● **Extract**
######
He would not talk about developments on specific aspects of the contract talks.

The union said that "considerable progress" has been made on the issue of its members getting access to the fast-growing sectors, which includes Internet support, wireless data and fiber-optics installation. However, the union is also pushing SBC to agree that CWA workers in fields with declining manpower needs be given priority for positions in their hometown.

The company says it will give each surplused worker a guaranteed job offer somewhere in the same state, which is an offer the CWA finds inadequate.

"With that, you might have to move your family many hundreds of miles for a lesser job with less pay," said union spokeswoman Candice Johnson. "That's something that we're fighting to protect."

Since early Friday, the jobs of striking workers — telephone operators, clerical workers, linemen and service representatives — have been filled by 40,000 SBC managers, contract workers and some retirees.

While there have been some reported problems with directory assistance, things overall have gone with minimal problems, said Mike Wilson, who oversees a high-tech SBC command post in San Antonio staffed around the clock. Similar logistics centers exist in the four SBC regions, among them one in Dallas.

Wilson said some fill-in workers have been moved from one SBC region to another to cover a staffing need and some vandalism has occurred in California that required attention.

There are routine logistical issues to be handled — for example, getting food to the replacement employees working 12- to 14-hour shifts and how to deal with potential run-ins along the picket lines.

"If they need some advice they can get it here," said Wilson. "The biggest issue for us is remaining in touch (with the fill-in workers) so we know what's happening. We want them doing the real job."
######
Dataset items:
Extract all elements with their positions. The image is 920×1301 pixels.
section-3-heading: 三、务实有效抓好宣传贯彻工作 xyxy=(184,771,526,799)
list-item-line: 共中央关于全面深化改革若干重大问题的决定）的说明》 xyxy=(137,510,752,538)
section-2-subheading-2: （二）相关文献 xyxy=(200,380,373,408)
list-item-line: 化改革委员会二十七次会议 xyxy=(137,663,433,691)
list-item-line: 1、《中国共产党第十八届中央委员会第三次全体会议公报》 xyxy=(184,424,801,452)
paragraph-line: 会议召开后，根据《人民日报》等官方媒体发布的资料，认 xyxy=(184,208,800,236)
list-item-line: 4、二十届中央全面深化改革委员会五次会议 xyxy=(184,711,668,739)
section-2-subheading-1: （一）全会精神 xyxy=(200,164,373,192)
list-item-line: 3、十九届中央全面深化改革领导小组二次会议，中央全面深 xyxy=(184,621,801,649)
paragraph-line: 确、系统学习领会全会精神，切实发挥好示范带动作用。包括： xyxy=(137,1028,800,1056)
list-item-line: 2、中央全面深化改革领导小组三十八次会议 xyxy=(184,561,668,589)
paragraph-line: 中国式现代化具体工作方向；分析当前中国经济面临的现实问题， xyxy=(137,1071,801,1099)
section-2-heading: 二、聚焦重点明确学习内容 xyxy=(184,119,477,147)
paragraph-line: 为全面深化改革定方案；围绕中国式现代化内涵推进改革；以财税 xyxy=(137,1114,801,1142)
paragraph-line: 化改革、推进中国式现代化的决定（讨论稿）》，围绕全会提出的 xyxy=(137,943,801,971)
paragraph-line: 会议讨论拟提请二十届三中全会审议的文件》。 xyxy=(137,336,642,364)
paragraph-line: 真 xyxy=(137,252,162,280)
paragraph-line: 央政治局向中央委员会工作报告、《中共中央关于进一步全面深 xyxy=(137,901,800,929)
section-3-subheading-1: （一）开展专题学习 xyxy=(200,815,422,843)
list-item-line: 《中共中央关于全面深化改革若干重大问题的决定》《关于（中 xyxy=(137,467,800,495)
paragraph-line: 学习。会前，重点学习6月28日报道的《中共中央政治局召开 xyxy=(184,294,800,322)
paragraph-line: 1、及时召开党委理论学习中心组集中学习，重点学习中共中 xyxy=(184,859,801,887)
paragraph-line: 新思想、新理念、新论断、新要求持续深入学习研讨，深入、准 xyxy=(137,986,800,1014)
######
● **Exercise set**
A - Write out the stretch of the strike article from "While there have" through "the picket lines.".
B - Count the lines of the records that contain the string "list", matching case exactly, and give only the number.
The text and the records have no connection to each other.

● **Results of the tasks**
A -
While there have been some reported problems with directory assistance, things overall have gone with minimal problems, said Mike Wilson, who oversees a high-tech SBC command post in San Antonio staffed around the clock. Similar logistics centers exist in the four SBC regions, among them one in Dallas.

Wilson said some fill-in workers have been moved from one SBC region to another to cover a staffing need and some vandalism has occurred in California that required attention.

There are routine logistical issues to be handled — for example, getting food to the replacement employees working 12- to 14-hour shifts and how to deal with potential run-ins along the picket lines.

B - 7